PROBLEM STATEMENT
Your task is to copy every line of the entries that contains "государственной".

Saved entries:
-------------------------

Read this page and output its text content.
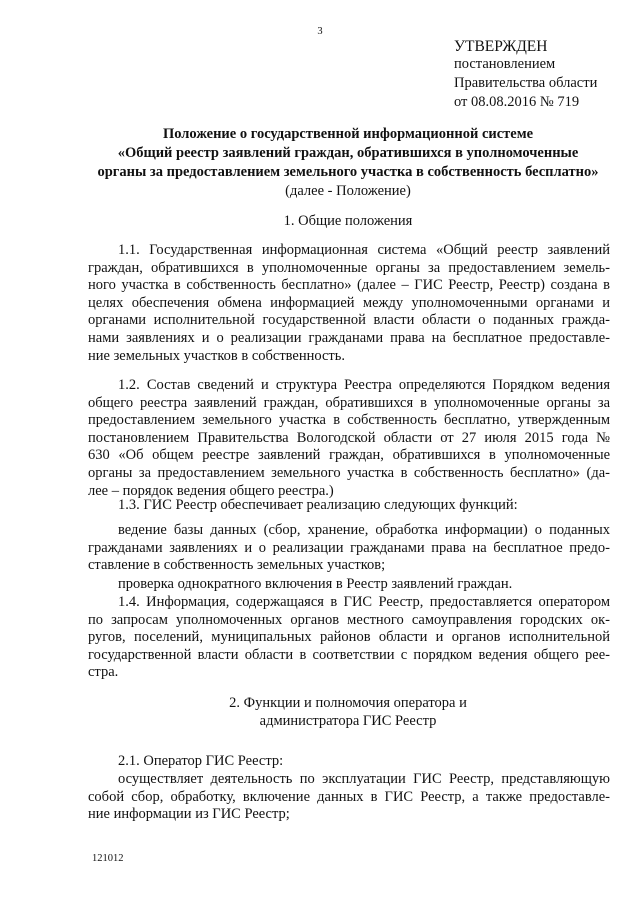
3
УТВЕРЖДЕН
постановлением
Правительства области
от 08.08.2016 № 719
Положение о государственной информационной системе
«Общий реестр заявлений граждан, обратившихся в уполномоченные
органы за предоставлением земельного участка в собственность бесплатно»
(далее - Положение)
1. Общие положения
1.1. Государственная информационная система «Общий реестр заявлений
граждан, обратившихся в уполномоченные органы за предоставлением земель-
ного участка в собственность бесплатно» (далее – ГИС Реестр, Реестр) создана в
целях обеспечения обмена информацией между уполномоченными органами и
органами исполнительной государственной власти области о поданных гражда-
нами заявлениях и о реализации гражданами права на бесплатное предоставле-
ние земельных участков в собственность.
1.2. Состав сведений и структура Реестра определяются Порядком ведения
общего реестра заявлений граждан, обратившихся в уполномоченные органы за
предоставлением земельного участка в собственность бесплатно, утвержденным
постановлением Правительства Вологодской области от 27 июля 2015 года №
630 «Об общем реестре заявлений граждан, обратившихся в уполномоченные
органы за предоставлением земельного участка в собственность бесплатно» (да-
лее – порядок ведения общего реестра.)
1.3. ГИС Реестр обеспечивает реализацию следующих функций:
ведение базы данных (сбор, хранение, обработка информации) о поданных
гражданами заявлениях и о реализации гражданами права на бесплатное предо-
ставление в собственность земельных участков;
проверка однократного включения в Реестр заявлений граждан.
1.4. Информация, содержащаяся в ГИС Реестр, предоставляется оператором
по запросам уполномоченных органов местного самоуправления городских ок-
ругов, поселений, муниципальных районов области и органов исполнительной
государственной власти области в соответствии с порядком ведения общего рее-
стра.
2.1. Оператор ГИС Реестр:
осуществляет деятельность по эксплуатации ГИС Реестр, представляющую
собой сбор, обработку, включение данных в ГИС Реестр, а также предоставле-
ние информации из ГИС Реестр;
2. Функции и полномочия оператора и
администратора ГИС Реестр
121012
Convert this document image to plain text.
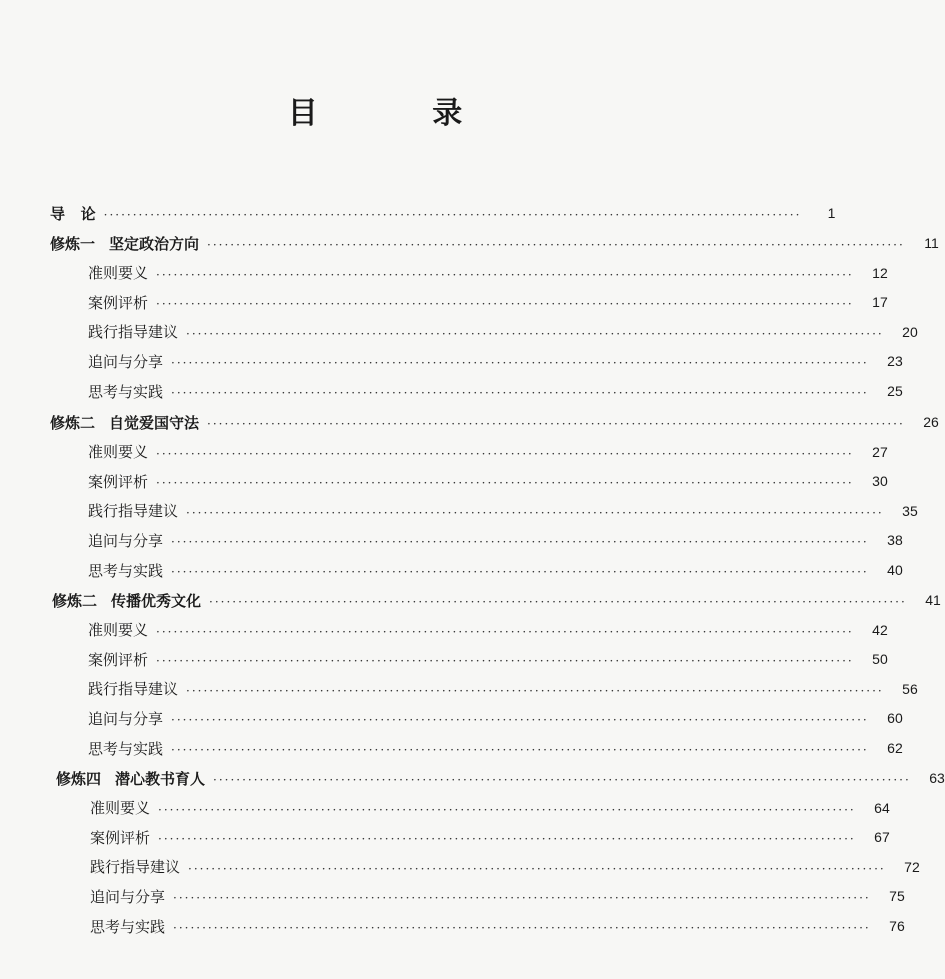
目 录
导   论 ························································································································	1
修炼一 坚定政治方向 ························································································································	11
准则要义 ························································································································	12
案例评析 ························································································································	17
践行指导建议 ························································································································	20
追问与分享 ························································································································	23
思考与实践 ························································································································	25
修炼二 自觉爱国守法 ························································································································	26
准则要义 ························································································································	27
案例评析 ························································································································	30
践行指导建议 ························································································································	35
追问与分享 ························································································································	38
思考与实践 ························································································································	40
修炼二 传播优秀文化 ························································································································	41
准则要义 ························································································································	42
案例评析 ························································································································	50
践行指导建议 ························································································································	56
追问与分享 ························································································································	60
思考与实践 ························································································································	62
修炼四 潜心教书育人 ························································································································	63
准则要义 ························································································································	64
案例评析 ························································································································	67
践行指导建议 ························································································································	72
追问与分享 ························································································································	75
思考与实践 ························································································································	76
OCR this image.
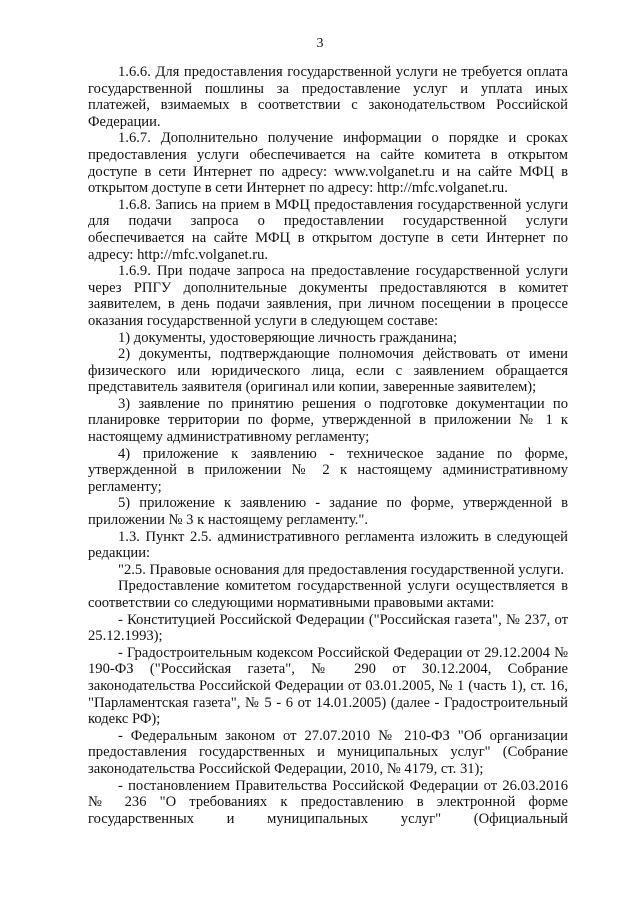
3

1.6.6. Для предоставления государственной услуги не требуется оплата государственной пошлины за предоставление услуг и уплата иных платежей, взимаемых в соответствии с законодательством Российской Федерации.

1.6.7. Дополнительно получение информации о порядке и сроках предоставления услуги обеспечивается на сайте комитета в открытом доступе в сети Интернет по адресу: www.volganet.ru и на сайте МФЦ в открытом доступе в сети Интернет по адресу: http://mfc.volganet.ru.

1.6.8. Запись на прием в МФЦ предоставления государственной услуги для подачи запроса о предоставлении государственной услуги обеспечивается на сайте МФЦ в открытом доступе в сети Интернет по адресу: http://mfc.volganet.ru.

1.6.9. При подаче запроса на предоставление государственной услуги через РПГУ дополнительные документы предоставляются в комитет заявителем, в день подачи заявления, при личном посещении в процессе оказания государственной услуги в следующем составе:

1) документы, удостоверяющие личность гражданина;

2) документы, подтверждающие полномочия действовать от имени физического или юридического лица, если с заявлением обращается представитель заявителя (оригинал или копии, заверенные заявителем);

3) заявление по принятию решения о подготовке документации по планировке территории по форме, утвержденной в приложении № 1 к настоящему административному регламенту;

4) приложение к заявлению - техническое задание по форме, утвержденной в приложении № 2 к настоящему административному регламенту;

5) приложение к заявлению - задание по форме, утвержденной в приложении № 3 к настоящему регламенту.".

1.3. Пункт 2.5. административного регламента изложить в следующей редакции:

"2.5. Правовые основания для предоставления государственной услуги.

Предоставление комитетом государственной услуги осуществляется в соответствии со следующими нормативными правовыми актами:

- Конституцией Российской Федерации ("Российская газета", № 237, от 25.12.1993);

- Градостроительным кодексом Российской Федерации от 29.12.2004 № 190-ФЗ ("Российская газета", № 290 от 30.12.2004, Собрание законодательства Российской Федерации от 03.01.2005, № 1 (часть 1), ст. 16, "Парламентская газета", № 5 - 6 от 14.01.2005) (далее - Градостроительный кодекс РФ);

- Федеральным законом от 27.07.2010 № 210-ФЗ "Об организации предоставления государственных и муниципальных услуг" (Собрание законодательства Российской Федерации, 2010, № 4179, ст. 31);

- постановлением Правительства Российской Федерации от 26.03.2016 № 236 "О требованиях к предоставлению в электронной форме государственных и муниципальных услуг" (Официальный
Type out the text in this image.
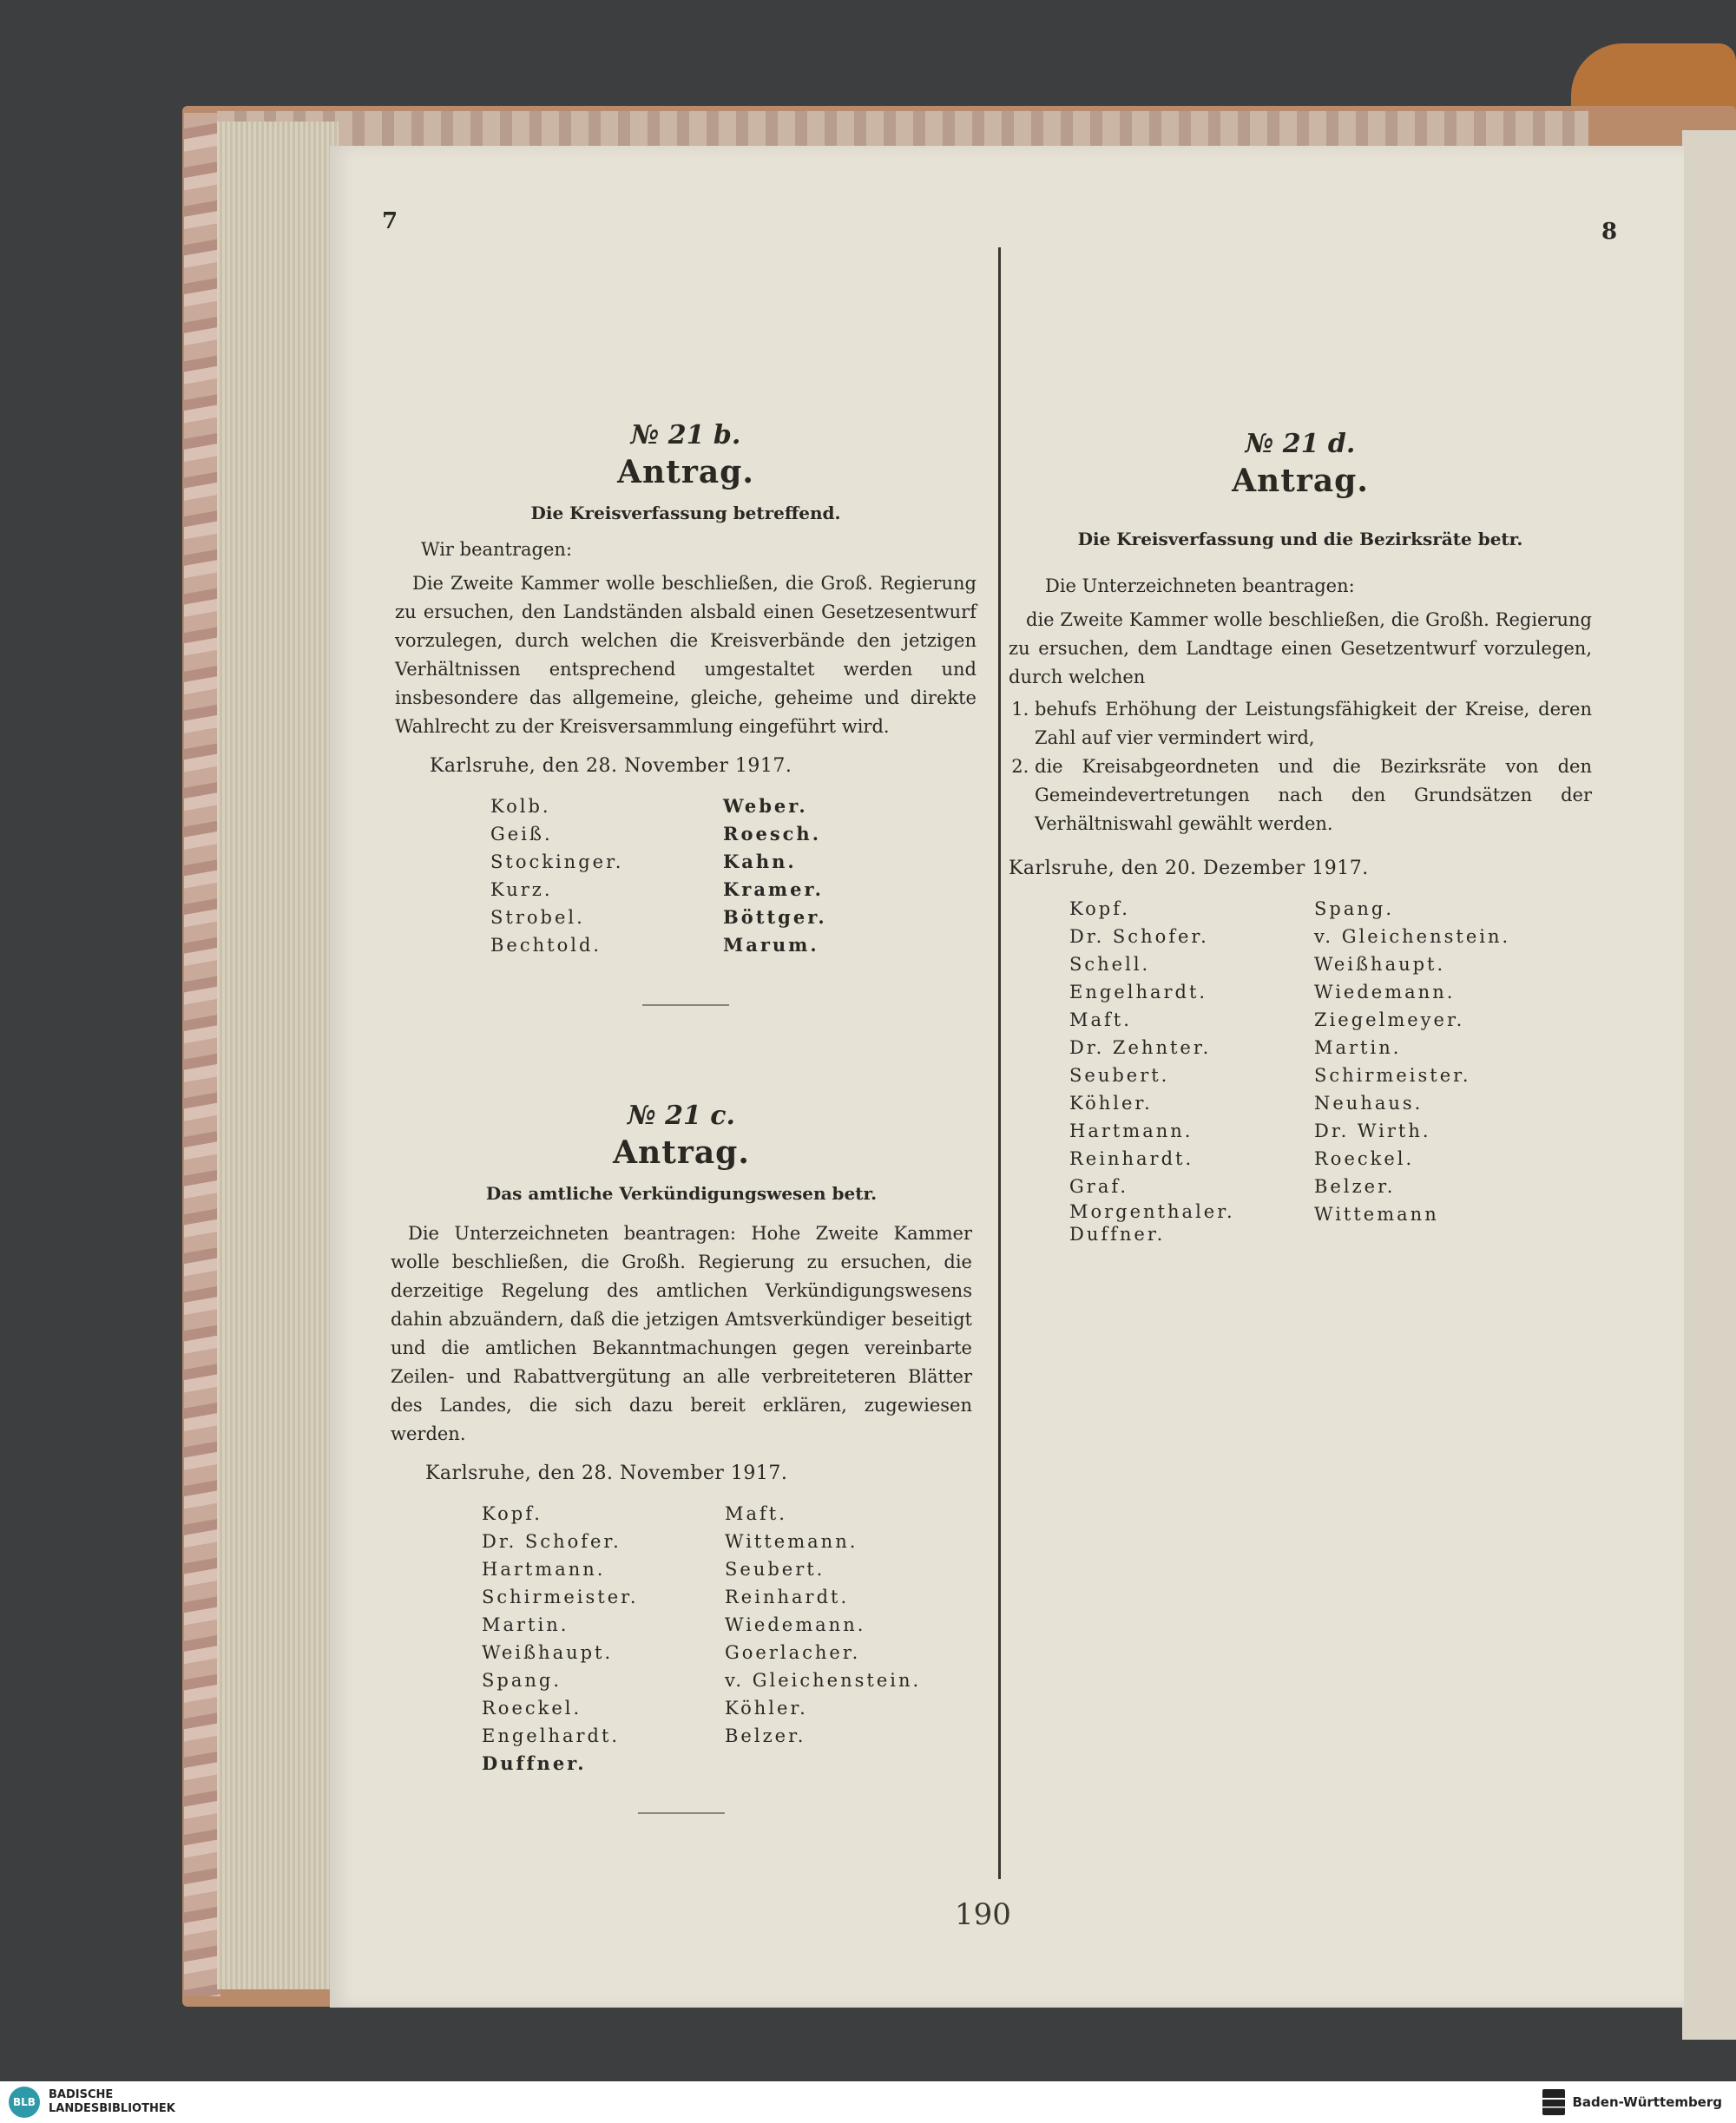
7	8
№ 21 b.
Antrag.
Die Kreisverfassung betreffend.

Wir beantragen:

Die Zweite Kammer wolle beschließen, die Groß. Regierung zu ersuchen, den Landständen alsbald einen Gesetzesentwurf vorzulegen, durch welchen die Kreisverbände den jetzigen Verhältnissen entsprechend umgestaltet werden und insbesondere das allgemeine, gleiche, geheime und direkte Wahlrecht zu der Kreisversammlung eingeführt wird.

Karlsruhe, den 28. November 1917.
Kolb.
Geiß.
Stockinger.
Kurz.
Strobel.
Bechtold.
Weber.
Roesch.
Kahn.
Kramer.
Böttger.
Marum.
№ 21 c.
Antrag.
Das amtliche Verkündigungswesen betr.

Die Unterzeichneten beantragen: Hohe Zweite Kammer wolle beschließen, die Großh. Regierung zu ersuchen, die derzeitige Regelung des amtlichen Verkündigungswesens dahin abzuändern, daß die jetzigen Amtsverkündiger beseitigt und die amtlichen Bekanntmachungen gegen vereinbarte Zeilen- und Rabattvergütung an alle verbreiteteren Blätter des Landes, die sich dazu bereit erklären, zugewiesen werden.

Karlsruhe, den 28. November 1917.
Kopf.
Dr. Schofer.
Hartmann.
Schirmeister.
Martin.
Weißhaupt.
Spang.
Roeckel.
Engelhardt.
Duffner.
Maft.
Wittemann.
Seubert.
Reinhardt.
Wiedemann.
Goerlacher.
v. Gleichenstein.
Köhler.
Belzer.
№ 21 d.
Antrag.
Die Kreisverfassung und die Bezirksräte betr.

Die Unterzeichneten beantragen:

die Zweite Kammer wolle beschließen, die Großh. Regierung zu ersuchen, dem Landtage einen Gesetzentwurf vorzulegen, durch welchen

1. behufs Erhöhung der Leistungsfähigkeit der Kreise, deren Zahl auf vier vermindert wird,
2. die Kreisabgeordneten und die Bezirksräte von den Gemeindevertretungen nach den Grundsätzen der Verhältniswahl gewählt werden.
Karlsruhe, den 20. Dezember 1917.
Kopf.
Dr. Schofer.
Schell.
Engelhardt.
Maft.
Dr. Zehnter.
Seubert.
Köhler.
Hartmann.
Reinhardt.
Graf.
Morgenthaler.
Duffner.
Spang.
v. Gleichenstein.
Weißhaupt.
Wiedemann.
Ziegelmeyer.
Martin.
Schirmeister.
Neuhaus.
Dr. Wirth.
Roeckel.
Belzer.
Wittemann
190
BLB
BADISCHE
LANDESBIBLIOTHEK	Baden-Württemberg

-------------------------

FULL OUTPUT
Положение о государственной информационной системе
органами исполнительной государственной власти области о поданных гражда-
государственной власти области в соответствии с порядком ведения общего рее-
1.6.6. Для предоставления государственной услуги не требуется оплата государственной пошлины за предоставление услуг и уплата иных платежей, взимаемых в соответствии с законодательством Российской Федерации.
1.6.8. Запись на прием в МФЦ предоставления государственной услуги для подачи запроса о предоставлении государственной услуги обеспечивается на сайте МФЦ в открытом доступе в сети Интернет по адресу: http://mfc.volganet.ru.
1.6.9. При подаче запроса на предоставление государственной услуги через РПГУ дополнительные документы предоставляются в комитет заявителем, в день подачи заявления, при личном посещении в процессе оказания государственной услуги в следующем составе:
"2.5. Правовые основания для предоставления государственной услуги.
Предоставление комитетом государственной услуги осуществляется в соответствии со следующими нормативными правовыми актами:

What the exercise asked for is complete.